*EXERCISE DETAILS:* Repeat the material below word for word and leave out all pictures.
start SUPPLIED MATERIAL
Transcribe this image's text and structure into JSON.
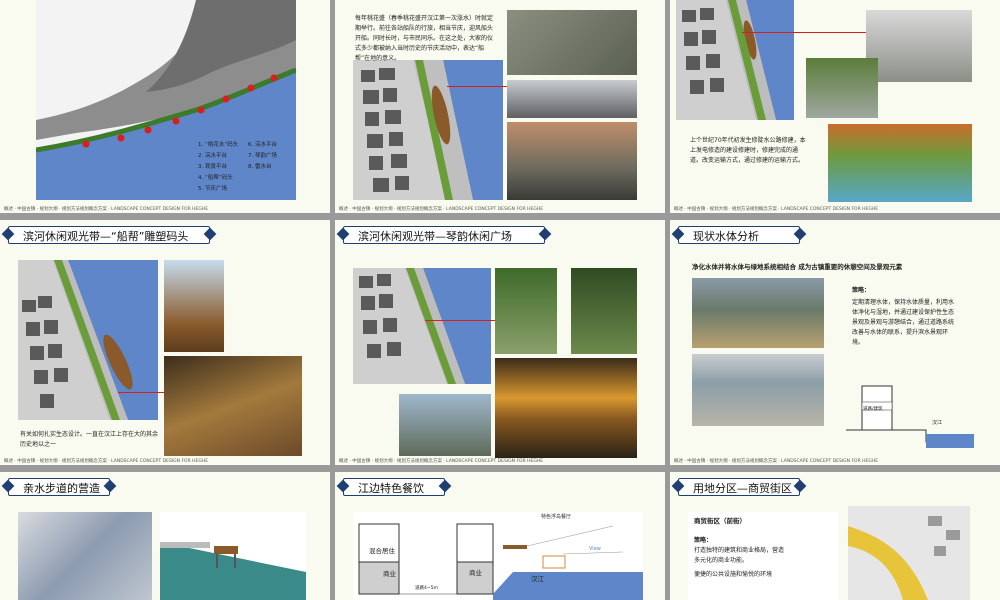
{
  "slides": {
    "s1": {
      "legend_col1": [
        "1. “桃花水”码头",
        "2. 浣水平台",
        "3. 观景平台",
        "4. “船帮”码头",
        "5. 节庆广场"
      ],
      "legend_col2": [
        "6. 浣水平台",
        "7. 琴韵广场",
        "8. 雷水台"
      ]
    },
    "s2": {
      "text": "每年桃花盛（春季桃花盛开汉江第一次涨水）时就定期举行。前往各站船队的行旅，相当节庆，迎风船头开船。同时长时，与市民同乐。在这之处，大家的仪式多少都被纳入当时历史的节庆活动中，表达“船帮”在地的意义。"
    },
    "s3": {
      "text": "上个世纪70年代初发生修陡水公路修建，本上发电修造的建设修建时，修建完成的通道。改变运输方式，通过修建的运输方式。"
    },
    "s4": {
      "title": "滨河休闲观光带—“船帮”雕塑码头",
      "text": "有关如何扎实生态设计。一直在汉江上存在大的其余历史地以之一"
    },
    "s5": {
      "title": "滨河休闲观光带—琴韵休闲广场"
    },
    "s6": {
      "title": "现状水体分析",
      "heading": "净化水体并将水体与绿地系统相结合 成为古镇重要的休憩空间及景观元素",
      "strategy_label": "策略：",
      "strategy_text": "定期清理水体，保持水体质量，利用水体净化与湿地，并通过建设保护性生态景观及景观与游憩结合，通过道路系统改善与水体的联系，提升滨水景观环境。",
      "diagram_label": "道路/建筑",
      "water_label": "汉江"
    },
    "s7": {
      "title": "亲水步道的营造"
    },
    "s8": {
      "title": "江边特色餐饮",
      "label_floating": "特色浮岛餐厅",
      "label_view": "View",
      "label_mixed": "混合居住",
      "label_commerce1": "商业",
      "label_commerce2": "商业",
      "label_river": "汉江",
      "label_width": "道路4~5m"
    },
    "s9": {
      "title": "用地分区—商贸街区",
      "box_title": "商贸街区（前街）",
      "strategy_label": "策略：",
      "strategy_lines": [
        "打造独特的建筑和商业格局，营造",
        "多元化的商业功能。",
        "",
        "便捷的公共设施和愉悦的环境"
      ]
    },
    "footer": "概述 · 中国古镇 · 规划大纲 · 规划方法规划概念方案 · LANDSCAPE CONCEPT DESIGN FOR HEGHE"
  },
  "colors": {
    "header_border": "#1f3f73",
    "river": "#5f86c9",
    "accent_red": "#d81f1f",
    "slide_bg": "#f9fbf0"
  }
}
end SUPPLIED MATERIAL
*TASK ANSWER:*
Transcribe this image's text and structure into JSON.
{
  "slides": {
    "s1": {
      "legend_col1": [
        "1. “桃花水”码头",
        "2. 浣水平台",
        "3. 观景平台",
        "4. “船帮”码头",
        "5. 节庆广场"
      ],
      "legend_col2": [
        "6. 浣水平台",
        "7. 琴韵广场",
        "8. 雷水台"
      ]
    },
    "s2": {
      "text": "每年桃花盛（春季桃花盛开汉江第一次涨水）时就定期举行。前往各站船队的行旅，相当节庆，迎风船头开船。同时长时，与市民同乐。在这之处，大家的仪式多少都被纳入当时历史的节庆活动中，表达“船帮”在地的意义。"
    },
    "s3": {
      "text": "上个世纪70年代初发生修陡水公路修建，本上发电修造的建设修建时，修建完成的通道。改变运输方式，通过修建的运输方式。"
    },
    "s4": {
      "title": "滨河休闲观光带—“船帮”雕塑码头",
      "text": "有关如何扎实生态设计。一直在汉江上存在大的其余历史地以之一"
    },
    "s5": {
      "title": "滨河休闲观光带—琴韵休闲广场"
    },
    "s6": {
      "title": "现状水体分析",
      "heading": "净化水体并将水体与绿地系统相结合 成为古镇重要的休憩空间及景观元素",
      "strategy_label": "策略：",
      "strategy_text": "定期清理水体，保持水体质量，利用水体净化与湿地，并通过建设保护性生态景观及景观与游憩结合，通过道路系统改善与水体的联系，提升滨水景观环境。",
      "diagram_label": "道路/建筑",
      "water_label": "汉江"
    },
    "s7": {
      "title": "亲水步道的营造"
    },
    "s8": {
      "title": "江边特色餐饮",
      "label_floating": "特色浮岛餐厅",
      "label_view": "View",
      "label_mixed": "混合居住",
      "label_commerce1": "商业",
      "label_commerce2": "商业",
      "label_river": "汉江",
      "label_width": "道路4~5m"
    },
    "s9": {
      "title": "用地分区—商贸街区",
      "box_title": "商贸街区（前街）",
      "strategy_label": "策略：",
      "strategy_lines": [
        "打造独特的建筑和商业格局，营造",
        "多元化的商业功能。",
        "",
        "便捷的公共设施和愉悦的环境"
      ]
    },
    "footer": "概述 · 中国古镇 · 规划大纲 · 规划方法规划概念方案 · LANDSCAPE CONCEPT DESIGN FOR HEGHE"
  },
  "colors": {
    "header_border": "#1f3f73",
    "river": "#5f86c9",
    "accent_red": "#d81f1f",
    "slide_bg": "#f9fbf0"
  }
}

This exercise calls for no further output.